-- Start of Recorded information --

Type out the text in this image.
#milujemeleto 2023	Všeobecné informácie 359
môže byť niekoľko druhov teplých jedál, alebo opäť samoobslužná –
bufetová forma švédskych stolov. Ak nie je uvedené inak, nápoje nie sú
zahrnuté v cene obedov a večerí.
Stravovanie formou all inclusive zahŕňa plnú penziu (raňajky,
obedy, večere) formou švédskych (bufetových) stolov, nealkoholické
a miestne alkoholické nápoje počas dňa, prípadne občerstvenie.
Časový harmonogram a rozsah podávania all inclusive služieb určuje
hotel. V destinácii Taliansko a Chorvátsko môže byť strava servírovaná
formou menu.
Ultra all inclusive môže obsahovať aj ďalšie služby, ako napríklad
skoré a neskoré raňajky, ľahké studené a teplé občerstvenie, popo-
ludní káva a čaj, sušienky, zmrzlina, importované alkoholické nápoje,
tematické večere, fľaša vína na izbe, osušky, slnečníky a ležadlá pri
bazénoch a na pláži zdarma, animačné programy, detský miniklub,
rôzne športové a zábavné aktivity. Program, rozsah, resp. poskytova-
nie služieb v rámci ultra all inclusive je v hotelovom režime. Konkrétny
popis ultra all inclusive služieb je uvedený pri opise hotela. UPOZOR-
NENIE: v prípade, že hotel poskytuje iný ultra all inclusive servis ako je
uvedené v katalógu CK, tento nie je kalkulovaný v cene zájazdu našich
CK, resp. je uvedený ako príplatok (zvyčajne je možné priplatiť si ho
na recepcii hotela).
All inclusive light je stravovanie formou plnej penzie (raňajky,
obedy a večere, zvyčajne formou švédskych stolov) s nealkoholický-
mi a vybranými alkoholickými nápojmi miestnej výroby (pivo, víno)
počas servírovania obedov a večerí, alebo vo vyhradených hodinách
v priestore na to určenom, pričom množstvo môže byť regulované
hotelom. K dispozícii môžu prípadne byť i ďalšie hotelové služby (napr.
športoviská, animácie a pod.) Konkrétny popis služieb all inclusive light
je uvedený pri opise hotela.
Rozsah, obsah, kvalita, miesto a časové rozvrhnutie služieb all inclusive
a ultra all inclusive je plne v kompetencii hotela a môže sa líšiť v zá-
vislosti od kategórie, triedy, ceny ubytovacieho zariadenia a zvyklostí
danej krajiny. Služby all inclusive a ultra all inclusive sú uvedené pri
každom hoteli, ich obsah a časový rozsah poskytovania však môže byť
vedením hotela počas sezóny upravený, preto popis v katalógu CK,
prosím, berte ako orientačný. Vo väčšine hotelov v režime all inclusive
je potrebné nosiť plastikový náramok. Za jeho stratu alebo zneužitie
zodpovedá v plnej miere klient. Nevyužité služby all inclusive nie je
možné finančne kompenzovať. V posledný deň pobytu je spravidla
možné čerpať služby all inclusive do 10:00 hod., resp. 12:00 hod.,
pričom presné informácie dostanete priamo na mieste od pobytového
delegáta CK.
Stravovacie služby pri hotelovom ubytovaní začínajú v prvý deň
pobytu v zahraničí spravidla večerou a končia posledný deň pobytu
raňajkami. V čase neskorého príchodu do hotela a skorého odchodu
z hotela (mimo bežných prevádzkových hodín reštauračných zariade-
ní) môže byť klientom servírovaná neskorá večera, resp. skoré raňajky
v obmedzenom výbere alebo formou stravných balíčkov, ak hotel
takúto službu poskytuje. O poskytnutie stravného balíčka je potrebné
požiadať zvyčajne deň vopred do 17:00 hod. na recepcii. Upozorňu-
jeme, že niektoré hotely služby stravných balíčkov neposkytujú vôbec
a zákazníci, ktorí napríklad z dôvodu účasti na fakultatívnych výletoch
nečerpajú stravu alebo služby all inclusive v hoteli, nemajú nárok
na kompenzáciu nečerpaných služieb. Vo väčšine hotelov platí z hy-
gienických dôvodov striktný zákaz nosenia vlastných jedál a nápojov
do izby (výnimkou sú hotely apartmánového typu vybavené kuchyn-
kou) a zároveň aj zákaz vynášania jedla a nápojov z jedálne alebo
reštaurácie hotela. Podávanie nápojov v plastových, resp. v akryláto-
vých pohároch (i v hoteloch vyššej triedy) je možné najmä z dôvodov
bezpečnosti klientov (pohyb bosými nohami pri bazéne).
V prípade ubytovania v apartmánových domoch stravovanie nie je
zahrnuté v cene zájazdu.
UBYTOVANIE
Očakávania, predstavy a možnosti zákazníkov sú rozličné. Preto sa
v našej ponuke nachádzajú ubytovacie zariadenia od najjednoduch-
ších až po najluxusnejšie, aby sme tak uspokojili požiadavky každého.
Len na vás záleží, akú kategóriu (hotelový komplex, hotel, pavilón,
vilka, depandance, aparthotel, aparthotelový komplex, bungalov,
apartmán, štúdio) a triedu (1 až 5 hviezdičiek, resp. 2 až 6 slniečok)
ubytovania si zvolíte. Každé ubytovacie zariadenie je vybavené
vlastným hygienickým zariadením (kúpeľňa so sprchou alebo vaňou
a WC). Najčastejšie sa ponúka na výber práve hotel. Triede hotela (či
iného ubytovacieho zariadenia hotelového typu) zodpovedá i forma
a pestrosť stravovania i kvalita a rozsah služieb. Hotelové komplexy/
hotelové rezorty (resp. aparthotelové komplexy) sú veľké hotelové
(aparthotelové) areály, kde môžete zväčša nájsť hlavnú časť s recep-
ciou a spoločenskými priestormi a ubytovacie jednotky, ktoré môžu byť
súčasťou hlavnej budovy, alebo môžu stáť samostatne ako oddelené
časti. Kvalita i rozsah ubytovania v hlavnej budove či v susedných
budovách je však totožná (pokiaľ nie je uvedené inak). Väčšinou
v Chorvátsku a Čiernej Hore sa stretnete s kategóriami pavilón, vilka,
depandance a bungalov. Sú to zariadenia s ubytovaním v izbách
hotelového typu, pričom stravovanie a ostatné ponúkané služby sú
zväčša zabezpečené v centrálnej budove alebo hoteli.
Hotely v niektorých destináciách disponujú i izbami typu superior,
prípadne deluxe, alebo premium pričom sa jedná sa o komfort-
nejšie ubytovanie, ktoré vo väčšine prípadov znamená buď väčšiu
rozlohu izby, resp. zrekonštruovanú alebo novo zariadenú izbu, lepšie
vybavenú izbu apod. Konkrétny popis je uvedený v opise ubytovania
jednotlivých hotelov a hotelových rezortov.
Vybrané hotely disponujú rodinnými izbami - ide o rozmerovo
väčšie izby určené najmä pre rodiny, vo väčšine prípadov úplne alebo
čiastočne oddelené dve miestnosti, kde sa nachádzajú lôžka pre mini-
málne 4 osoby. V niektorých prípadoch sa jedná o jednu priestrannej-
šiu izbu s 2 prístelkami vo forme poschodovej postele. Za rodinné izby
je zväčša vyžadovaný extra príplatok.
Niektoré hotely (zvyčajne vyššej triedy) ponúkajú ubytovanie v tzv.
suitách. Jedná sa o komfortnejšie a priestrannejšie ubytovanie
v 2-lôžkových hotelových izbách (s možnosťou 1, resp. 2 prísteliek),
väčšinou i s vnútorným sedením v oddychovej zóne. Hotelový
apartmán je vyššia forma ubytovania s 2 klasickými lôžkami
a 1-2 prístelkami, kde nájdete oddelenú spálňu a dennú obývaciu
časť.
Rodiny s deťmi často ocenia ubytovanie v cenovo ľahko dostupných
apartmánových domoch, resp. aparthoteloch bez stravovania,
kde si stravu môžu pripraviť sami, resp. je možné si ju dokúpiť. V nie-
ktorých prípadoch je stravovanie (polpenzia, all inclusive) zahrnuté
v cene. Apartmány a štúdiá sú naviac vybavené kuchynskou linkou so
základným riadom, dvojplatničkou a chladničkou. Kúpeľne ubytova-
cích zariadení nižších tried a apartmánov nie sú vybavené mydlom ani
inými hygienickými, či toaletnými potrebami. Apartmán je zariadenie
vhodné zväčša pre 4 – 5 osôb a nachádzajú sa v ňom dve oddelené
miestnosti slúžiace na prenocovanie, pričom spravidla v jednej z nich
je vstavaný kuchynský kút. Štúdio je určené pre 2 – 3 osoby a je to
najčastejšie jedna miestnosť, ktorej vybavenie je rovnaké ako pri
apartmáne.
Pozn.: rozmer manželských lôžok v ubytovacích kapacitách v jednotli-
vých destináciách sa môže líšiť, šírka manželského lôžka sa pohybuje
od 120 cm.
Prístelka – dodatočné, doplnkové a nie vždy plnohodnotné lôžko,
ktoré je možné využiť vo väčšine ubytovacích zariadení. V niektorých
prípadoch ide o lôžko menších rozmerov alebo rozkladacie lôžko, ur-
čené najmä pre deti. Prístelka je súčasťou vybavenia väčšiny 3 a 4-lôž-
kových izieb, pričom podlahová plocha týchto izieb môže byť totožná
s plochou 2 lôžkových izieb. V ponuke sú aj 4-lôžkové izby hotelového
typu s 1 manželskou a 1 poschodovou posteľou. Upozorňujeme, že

-- End of Recorded information --

> **Given exercise**: Show every line from the entries above in which the word "apartmánových" appears.

> **Expected answer**:
V prípade ubytovania v apartmánových domoch stravovanie nie je
apartmánových domoch, resp. aparthoteloch bez stravovania,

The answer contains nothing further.